■ Aim of the exercise ■
The data must be returned in full and exactly as given.

Stored records:
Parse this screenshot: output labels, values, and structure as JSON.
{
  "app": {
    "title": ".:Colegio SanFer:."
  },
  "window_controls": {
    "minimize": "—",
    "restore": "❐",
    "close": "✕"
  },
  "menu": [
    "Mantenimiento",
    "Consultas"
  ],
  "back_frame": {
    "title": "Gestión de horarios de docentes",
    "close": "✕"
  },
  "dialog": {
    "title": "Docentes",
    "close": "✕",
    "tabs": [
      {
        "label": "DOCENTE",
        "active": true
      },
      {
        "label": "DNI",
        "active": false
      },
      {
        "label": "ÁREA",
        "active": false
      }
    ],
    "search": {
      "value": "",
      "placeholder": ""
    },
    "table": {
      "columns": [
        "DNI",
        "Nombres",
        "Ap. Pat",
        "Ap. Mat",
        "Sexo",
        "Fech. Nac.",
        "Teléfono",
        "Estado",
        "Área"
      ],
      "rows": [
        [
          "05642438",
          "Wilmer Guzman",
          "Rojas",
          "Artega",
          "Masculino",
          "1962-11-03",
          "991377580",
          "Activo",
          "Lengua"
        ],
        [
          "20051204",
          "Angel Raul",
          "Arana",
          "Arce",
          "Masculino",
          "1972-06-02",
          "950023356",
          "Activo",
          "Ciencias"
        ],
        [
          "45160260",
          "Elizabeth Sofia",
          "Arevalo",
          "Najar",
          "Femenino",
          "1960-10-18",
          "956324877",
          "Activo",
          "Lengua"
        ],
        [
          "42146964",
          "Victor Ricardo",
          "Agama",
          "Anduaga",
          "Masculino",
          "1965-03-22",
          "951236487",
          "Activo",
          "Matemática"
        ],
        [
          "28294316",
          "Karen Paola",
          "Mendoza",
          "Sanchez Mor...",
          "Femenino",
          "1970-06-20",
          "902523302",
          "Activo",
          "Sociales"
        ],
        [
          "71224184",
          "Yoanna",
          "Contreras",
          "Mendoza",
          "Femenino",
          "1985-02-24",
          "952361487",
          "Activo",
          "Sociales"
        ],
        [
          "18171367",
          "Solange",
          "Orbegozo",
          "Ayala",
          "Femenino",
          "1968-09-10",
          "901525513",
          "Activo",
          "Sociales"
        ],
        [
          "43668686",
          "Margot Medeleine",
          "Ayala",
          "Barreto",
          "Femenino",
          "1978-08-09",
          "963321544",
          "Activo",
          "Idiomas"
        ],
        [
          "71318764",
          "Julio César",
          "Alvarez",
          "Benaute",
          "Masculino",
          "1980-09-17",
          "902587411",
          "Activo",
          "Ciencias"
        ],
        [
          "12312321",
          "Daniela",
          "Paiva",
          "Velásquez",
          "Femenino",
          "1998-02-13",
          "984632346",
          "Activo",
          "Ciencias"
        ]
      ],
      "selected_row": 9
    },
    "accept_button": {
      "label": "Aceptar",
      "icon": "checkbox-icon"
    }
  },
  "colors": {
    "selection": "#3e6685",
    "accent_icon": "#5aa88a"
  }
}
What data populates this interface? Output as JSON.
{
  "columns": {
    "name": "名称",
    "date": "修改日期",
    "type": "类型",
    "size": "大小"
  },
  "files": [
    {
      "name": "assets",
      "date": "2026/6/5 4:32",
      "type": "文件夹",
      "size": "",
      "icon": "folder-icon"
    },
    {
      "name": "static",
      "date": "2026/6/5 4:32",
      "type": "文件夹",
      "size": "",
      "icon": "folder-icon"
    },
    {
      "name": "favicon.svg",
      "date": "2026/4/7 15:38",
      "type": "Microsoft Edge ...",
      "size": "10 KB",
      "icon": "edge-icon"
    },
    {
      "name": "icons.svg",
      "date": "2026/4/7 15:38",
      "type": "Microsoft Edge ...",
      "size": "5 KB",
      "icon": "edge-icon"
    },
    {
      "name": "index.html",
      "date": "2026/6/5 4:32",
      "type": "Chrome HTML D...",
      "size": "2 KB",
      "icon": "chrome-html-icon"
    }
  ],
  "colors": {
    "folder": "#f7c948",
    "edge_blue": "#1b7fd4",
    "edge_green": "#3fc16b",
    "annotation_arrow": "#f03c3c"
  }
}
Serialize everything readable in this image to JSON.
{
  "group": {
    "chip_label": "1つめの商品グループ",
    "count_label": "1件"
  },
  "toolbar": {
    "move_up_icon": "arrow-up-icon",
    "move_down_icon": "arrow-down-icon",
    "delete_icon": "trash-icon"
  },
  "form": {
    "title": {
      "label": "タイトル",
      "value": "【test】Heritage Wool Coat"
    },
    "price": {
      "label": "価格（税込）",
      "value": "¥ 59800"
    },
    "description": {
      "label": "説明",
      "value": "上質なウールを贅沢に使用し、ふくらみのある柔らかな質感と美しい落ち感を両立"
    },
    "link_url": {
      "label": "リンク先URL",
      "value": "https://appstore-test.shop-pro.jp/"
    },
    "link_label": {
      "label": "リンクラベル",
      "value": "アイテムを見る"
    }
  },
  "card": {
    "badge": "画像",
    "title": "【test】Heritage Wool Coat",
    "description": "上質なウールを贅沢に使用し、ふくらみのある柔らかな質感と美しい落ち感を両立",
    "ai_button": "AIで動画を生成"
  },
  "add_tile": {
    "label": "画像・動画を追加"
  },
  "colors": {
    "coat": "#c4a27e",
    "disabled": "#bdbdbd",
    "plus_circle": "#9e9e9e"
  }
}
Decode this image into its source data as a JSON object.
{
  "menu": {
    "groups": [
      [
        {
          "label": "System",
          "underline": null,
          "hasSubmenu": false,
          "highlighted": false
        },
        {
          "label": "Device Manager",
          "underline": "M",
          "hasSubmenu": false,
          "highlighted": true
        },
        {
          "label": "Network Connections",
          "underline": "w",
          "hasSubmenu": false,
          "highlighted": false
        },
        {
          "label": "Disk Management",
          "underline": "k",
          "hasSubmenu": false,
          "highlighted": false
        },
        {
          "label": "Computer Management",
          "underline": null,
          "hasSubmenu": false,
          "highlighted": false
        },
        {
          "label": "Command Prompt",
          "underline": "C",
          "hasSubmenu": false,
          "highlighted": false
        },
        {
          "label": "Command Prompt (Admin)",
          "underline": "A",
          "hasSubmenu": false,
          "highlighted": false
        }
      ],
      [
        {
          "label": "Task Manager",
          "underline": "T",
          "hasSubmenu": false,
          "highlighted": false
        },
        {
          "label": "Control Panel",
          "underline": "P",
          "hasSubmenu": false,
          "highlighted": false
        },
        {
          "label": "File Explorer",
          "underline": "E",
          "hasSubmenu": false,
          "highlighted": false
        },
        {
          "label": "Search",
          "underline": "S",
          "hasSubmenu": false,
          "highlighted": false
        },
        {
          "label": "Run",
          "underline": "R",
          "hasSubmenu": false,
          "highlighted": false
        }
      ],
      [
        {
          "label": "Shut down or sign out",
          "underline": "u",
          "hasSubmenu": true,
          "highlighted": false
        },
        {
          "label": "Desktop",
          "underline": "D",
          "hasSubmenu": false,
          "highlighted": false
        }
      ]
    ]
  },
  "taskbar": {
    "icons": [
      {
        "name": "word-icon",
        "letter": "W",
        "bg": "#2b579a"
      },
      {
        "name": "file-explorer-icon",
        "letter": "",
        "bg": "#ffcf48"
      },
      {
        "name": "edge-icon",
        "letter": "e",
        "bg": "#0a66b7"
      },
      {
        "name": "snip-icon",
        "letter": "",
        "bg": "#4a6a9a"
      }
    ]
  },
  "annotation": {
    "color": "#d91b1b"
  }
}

■ Final result ■
Parse this screenshot: output labels, values, and structure as JSON.
{
  "app": {
    "title": ".:Colegio SanFer:."
  },
  "window_controls": {
    "minimize": "—",
    "restore": "❐",
    "close": "✕"
  },
  "menu": [
    "Mantenimiento",
    "Consultas"
  ],
  "back_frame": {
    "title": "Gestión de horarios de docentes",
    "close": "✕"
  },
  "dialog": {
    "title": "Docentes",
    "close": "✕",
    "tabs": [
      {
        "label": "DOCENTE",
        "active": true
      },
      {
        "label": "DNI",
        "active": false
      },
      {
        "label": "ÁREA",
        "active": false
      }
    ],
    "search": {
      "value": "",
      "placeholder": ""
    },
    "table": {
      "columns": [
        "DNI",
        "Nombres",
        "Ap. Pat",
        "Ap. Mat",
        "Sexo",
        "Fech. Nac.",
        "Teléfono",
        "Estado",
        "Área"
      ],
      "rows": [
        [
          "05642438",
          "Wilmer Guzman",
          "Rojas",
          "Artega",
          "Masculino",
          "1962-11-03",
          "991377580",
          "Activo",
          "Lengua"
        ],
        [
          "20051204",
          "Angel Raul",
          "Arana",
          "Arce",
          "Masculino",
          "1972-06-02",
          "950023356",
          "Activo",
          "Ciencias"
        ],
        [
          "45160260",
          "Elizabeth Sofia",
          "Arevalo",
          "Najar",
          "Femenino",
          "1960-10-18",
          "956324877",
          "Activo",
          "Lengua"
        ],
        [
          "42146964",
          "Victor Ricardo",
          "Agama",
          "Anduaga",
          "Masculino",
          "1965-03-22",
          "951236487",
          "Activo",
          "Matemática"
        ],
        [
          "28294316",
          "Karen Paola",
          "Mendoza",
          "Sanchez Mor...",
          "Femenino",
          "1970-06-20",
          "902523302",
          "Activo",
          "Sociales"
        ],
        [
          "71224184",
          "Yoanna",
          "Contreras",
          "Mendoza",
          "Femenino",
          "1985-02-24",
          "952361487",
          "Activo",
          "Sociales"
        ],
        [
          "18171367",
          "Solange",
          "Orbegozo",
          "Ayala",
          "Femenino",
          "1968-09-10",
          "901525513",
          "Activo",
          "Sociales"
        ],
        [
          "43668686",
          "Margot Medeleine",
          "Ayala",
          "Barreto",
          "Femenino",
          "1978-08-09",
          "963321544",
          "Activo",
          "Idiomas"
        ],
        [
          "71318764",
          "Julio César",
          "Alvarez",
          "Benaute",
          "Masculino",
          "1980-09-17",
          "902587411",
          "Activo",
          "Ciencias"
        ],
        [
          "12312321",
          "Daniela",
          "Paiva",
          "Velásquez",
          "Femenino",
          "1998-02-13",
          "984632346",
          "Activo",
          "Ciencias"
        ]
      ],
      "selected_row": 9
    },
    "accept_button": {
      "label": "Aceptar",
      "icon": "checkbox-icon"
    }
  },
  "colors": {
    "selection": "#3e6685",
    "accent_icon": "#5aa88a"
  }
}
What data populates this interface? Output as JSON.
{
  "columns": {
    "name": "名称",
    "date": "修改日期",
    "type": "类型",
    "size": "大小"
  },
  "files": [
    {
      "name": "assets",
      "date": "2026/6/5 4:32",
      "type": "文件夹",
      "size": "",
      "icon": "folder-icon"
    },
    {
      "name": "static",
      "date": "2026/6/5 4:32",
      "type": "文件夹",
      "size": "",
      "icon": "folder-icon"
    },
    {
      "name": "favicon.svg",
      "date": "2026/4/7 15:38",
      "type": "Microsoft Edge ...",
      "size": "10 KB",
      "icon": "edge-icon"
    },
    {
      "name": "icons.svg",
      "date": "2026/4/7 15:38",
      "type": "Microsoft Edge ...",
      "size": "5 KB",
      "icon": "edge-icon"
    },
    {
      "name": "index.html",
      "date": "2026/6/5 4:32",
      "type": "Chrome HTML D...",
      "size": "2 KB",
      "icon": "chrome-html-icon"
    }
  ],
  "colors": {
    "folder": "#f7c948",
    "edge_blue": "#1b7fd4",
    "edge_green": "#3fc16b",
    "annotation_arrow": "#f03c3c"
  }
}
Serialize everything readable in this image to JSON.
{
  "group": {
    "chip_label": "1つめの商品グループ",
    "count_label": "1件"
  },
  "toolbar": {
    "move_up_icon": "arrow-up-icon",
    "move_down_icon": "arrow-down-icon",
    "delete_icon": "trash-icon"
  },
  "form": {
    "title": {
      "label": "タイトル",
      "value": "【test】Heritage Wool Coat"
    },
    "price": {
      "label": "価格（税込）",
      "value": "¥ 59800"
    },
    "description": {
      "label": "説明",
      "value": "上質なウールを贅沢に使用し、ふくらみのある柔らかな質感と美しい落ち感を両立"
    },
    "link_url": {
      "label": "リンク先URL",
      "value": "https://appstore-test.shop-pro.jp/"
    },
    "link_label": {
      "label": "リンクラベル",
      "value": "アイテムを見る"
    }
  },
  "card": {
    "badge": "画像",
    "title": "【test】Heritage Wool Coat",
    "description": "上質なウールを贅沢に使用し、ふくらみのある柔らかな質感と美しい落ち感を両立",
    "ai_button": "AIで動画を生成"
  },
  "add_tile": {
    "label": "画像・動画を追加"
  },
  "colors": {
    "coat": "#c4a27e",
    "disabled": "#bdbdbd",
    "plus_circle": "#9e9e9e"
  }
}
Decode this image into its source data as a JSON object.
{
  "menu": {
    "groups": [
      [
        {
          "label": "System",
          "underline": null,
          "hasSubmenu": false,
          "highlighted": false
        },
        {
          "label": "Device Manager",
          "underline": "M",
          "hasSubmenu": false,
          "highlighted": true
        },
        {
          "label": "Network Connections",
          "underline": "w",
          "hasSubmenu": false,
          "highlighted": false
        },
        {
          "label": "Disk Management",
          "underline": "k",
          "hasSubmenu": false,
          "highlighted": false
        },
        {
          "label": "Computer Management",
          "underline": null,
          "hasSubmenu": false,
          "highlighted": false
        },
        {
          "label": "Command Prompt",
          "underline": "C",
          "hasSubmenu": false,
          "highlighted": false
        },
        {
          "label": "Command Prompt (Admin)",
          "underline": "A",
          "hasSubmenu": false,
          "highlighted": false
        }
      ],
      [
        {
          "label": "Task Manager",
          "underline": "T",
          "hasSubmenu": false,
          "highlighted": false
        },
        {
          "label": "Control Panel",
          "underline": "P",
          "hasSubmenu": false,
          "highlighted": false
        },
        {
          "label": "File Explorer",
          "underline": "E",
          "hasSubmenu": false,
          "highlighted": false
        },
        {
          "label": "Search",
          "underline": "S",
          "hasSubmenu": false,
          "highlighted": false
        },
        {
          "label": "Run",
          "underline": "R",
          "hasSubmenu": false,
          "highlighted": false
        }
      ],
      [
        {
          "label": "Shut down or sign out",
          "underline": "u",
          "hasSubmenu": true,
          "highlighted": false
        },
        {
          "label": "Desktop",
          "underline": "D",
          "hasSubmenu": false,
          "highlighted": false
        }
      ]
    ]
  },
  "taskbar": {
    "icons": [
      {
        "name": "word-icon",
        "letter": "W",
        "bg": "#2b579a"
      },
      {
        "name": "file-explorer-icon",
        "letter": "",
        "bg": "#ffcf48"
      },
      {
        "name": "edge-icon",
        "letter": "e",
        "bg": "#0a66b7"
      },
      {
        "name": "snip-icon",
        "letter": "",
        "bg": "#4a6a9a"
      }
    ]
  },
  "annotation": {
    "color": "#d91b1b"
  }
}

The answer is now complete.